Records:
============

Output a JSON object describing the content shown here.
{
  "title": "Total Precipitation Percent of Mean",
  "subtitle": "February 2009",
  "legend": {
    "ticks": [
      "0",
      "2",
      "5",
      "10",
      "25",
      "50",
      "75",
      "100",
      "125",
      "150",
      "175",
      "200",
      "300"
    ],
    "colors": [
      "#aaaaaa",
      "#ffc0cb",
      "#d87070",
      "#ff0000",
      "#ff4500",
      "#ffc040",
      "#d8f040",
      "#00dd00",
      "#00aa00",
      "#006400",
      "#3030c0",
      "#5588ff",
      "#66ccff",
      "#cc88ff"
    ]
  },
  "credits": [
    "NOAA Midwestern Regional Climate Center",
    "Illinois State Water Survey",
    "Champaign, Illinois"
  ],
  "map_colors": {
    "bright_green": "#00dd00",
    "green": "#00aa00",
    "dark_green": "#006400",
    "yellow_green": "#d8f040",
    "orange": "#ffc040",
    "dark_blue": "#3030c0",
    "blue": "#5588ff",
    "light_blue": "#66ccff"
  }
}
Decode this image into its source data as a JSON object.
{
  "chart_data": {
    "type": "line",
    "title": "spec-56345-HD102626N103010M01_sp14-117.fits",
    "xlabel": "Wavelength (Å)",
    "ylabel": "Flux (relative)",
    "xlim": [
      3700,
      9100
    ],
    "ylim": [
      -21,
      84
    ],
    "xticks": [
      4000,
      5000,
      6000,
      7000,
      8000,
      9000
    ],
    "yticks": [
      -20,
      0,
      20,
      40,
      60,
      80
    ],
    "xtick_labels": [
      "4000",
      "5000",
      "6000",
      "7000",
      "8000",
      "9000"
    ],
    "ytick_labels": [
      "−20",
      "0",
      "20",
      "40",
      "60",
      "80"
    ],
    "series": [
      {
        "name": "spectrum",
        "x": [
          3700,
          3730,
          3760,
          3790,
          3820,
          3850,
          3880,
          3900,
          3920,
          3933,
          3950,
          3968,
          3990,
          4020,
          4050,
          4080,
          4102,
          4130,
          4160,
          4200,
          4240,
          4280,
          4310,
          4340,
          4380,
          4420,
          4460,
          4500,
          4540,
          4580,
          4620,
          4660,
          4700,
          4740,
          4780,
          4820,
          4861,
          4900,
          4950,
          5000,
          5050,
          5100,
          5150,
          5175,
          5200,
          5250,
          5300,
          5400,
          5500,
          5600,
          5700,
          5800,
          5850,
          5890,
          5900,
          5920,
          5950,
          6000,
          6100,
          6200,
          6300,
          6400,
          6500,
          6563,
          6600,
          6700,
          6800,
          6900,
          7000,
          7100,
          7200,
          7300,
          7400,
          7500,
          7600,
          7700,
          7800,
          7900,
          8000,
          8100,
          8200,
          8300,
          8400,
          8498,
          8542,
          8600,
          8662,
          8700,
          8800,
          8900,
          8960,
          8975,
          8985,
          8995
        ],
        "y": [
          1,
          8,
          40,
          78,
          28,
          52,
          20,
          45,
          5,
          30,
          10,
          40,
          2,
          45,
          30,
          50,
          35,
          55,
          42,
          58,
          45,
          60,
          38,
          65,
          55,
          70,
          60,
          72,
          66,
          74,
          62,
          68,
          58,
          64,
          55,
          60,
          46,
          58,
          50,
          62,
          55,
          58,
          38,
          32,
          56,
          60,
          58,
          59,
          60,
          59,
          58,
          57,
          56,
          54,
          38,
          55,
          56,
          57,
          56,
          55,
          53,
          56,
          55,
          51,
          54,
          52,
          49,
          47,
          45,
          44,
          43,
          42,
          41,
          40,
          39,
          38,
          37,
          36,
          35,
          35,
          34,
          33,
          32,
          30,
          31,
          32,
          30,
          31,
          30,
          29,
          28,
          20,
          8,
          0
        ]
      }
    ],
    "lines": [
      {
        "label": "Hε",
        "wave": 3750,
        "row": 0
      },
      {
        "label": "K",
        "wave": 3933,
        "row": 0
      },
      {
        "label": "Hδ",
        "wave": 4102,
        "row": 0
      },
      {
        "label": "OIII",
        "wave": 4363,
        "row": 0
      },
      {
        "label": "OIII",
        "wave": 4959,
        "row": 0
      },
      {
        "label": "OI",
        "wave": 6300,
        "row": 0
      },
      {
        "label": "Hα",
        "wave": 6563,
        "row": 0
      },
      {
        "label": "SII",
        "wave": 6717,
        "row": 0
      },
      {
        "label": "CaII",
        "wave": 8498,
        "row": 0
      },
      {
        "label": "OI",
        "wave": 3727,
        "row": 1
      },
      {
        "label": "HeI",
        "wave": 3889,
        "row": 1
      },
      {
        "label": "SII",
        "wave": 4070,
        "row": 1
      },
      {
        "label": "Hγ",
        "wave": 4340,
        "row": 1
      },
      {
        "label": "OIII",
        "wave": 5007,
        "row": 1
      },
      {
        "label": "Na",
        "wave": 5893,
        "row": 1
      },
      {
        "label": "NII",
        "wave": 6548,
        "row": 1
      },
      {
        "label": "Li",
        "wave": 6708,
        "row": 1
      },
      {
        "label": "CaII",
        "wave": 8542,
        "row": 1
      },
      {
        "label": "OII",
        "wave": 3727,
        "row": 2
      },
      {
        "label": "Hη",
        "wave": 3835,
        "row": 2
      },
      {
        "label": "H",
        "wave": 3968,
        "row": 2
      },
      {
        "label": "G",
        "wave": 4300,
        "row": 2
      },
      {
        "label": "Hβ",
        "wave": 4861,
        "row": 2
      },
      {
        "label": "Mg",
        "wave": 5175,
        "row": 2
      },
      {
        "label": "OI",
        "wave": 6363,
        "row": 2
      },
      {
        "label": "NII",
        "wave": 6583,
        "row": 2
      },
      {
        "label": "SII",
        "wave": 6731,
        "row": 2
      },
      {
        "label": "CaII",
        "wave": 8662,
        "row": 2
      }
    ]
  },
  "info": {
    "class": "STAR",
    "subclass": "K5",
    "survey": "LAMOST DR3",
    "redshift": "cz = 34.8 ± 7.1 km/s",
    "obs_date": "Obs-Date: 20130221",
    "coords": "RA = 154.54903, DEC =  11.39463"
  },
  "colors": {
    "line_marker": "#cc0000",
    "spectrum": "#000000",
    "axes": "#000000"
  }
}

============

Work to do
Every line above should be written out again exactly as it stands.

Written answer
Output a JSON object describing the content shown here.
{
  "title": "Total Precipitation Percent of Mean",
  "subtitle": "February 2009",
  "legend": {
    "ticks": [
      "0",
      "2",
      "5",
      "10",
      "25",
      "50",
      "75",
      "100",
      "125",
      "150",
      "175",
      "200",
      "300"
    ],
    "colors": [
      "#aaaaaa",
      "#ffc0cb",
      "#d87070",
      "#ff0000",
      "#ff4500",
      "#ffc040",
      "#d8f040",
      "#00dd00",
      "#00aa00",
      "#006400",
      "#3030c0",
      "#5588ff",
      "#66ccff",
      "#cc88ff"
    ]
  },
  "credits": [
    "NOAA Midwestern Regional Climate Center",
    "Illinois State Water Survey",
    "Champaign, Illinois"
  ],
  "map_colors": {
    "bright_green": "#00dd00",
    "green": "#00aa00",
    "dark_green": "#006400",
    "yellow_green": "#d8f040",
    "orange": "#ffc040",
    "dark_blue": "#3030c0",
    "blue": "#5588ff",
    "light_blue": "#66ccff"
  }
}
Decode this image into its source data as a JSON object.
{
  "chart_data": {
    "type": "line",
    "title": "spec-56345-HD102626N103010M01_sp14-117.fits",
    "xlabel": "Wavelength (Å)",
    "ylabel": "Flux (relative)",
    "xlim": [
      3700,
      9100
    ],
    "ylim": [
      -21,
      84
    ],
    "xticks": [
      4000,
      5000,
      6000,
      7000,
      8000,
      9000
    ],
    "yticks": [
      -20,
      0,
      20,
      40,
      60,
      80
    ],
    "xtick_labels": [
      "4000",
      "5000",
      "6000",
      "7000",
      "8000",
      "9000"
    ],
    "ytick_labels": [
      "−20",
      "0",
      "20",
      "40",
      "60",
      "80"
    ],
    "series": [
      {
        "name": "spectrum",
        "x": [
          3700,
          3730,
          3760,
          3790,
          3820,
          3850,
          3880,
          3900,
          3920,
          3933,
          3950,
          3968,
          3990,
          4020,
          4050,
          4080,
          4102,
          4130,
          4160,
          4200,
          4240,
          4280,
          4310,
          4340,
          4380,
          4420,
          4460,
          4500,
          4540,
          4580,
          4620,
          4660,
          4700,
          4740,
          4780,
          4820,
          4861,
          4900,
          4950,
          5000,
          5050,
          5100,
          5150,
          5175,
          5200,
          5250,
          5300,
          5400,
          5500,
          5600,
          5700,
          5800,
          5850,
          5890,
          5900,
          5920,
          5950,
          6000,
          6100,
          6200,
          6300,
          6400,
          6500,
          6563,
          6600,
          6700,
          6800,
          6900,
          7000,
          7100,
          7200,
          7300,
          7400,
          7500,
          7600,
          7700,
          7800,
          7900,
          8000,
          8100,
          8200,
          8300,
          8400,
          8498,
          8542,
          8600,
          8662,
          8700,
          8800,
          8900,
          8960,
          8975,
          8985,
          8995
        ],
        "y": [
          1,
          8,
          40,
          78,
          28,
          52,
          20,
          45,
          5,
          30,
          10,
          40,
          2,
          45,
          30,
          50,
          35,
          55,
          42,
          58,
          45,
          60,
          38,
          65,
          55,
          70,
          60,
          72,
          66,
          74,
          62,
          68,
          58,
          64,
          55,
          60,
          46,
          58,
          50,
          62,
          55,
          58,
          38,
          32,
          56,
          60,
          58,
          59,
          60,
          59,
          58,
          57,
          56,
          54,
          38,
          55,
          56,
          57,
          56,
          55,
          53,
          56,
          55,
          51,
          54,
          52,
          49,
          47,
          45,
          44,
          43,
          42,
          41,
          40,
          39,
          38,
          37,
          36,
          35,
          35,
          34,
          33,
          32,
          30,
          31,
          32,
          30,
          31,
          30,
          29,
          28,
          20,
          8,
          0
        ]
      }
    ],
    "lines": [
      {
        "label": "Hε",
        "wave": 3750,
        "row": 0
      },
      {
        "label": "K",
        "wave": 3933,
        "row": 0
      },
      {
        "label": "Hδ",
        "wave": 4102,
        "row": 0
      },
      {
        "label": "OIII",
        "wave": 4363,
        "row": 0
      },
      {
        "label": "OIII",
        "wave": 4959,
        "row": 0
      },
      {
        "label": "OI",
        "wave": 6300,
        "row": 0
      },
      {
        "label": "Hα",
        "wave": 6563,
        "row": 0
      },
      {
        "label": "SII",
        "wave": 6717,
        "row": 0
      },
      {
        "label": "CaII",
        "wave": 8498,
        "row": 0
      },
      {
        "label": "OI",
        "wave": 3727,
        "row": 1
      },
      {
        "label": "HeI",
        "wave": 3889,
        "row": 1
      },
      {
        "label": "SII",
        "wave": 4070,
        "row": 1
      },
      {
        "label": "Hγ",
        "wave": 4340,
        "row": 1
      },
      {
        "label": "OIII",
        "wave": 5007,
        "row": 1
      },
      {
        "label": "Na",
        "wave": 5893,
        "row": 1
      },
      {
        "label": "NII",
        "wave": 6548,
        "row": 1
      },
      {
        "label": "Li",
        "wave": 6708,
        "row": 1
      },
      {
        "label": "CaII",
        "wave": 8542,
        "row": 1
      },
      {
        "label": "OII",
        "wave": 3727,
        "row": 2
      },
      {
        "label": "Hη",
        "wave": 3835,
        "row": 2
      },
      {
        "label": "H",
        "wave": 3968,
        "row": 2
      },
      {
        "label": "G",
        "wave": 4300,
        "row": 2
      },
      {
        "label": "Hβ",
        "wave": 4861,
        "row": 2
      },
      {
        "label": "Mg",
        "wave": 5175,
        "row": 2
      },
      {
        "label": "OI",
        "wave": 6363,
        "row": 2
      },
      {
        "label": "NII",
        "wave": 6583,
        "row": 2
      },
      {
        "label": "SII",
        "wave": 6731,
        "row": 2
      },
      {
        "label": "CaII",
        "wave": 8662,
        "row": 2
      }
    ]
  },
  "info": {
    "class": "STAR",
    "subclass": "K5",
    "survey": "LAMOST DR3",
    "redshift": "cz = 34.8 ± 7.1 km/s",
    "obs_date": "Obs-Date: 20130221",
    "coords": "RA = 154.54903, DEC =  11.39463"
  },
  "colors": {
    "line_marker": "#cc0000",
    "spectrum": "#000000",
    "axes": "#000000"
  }
}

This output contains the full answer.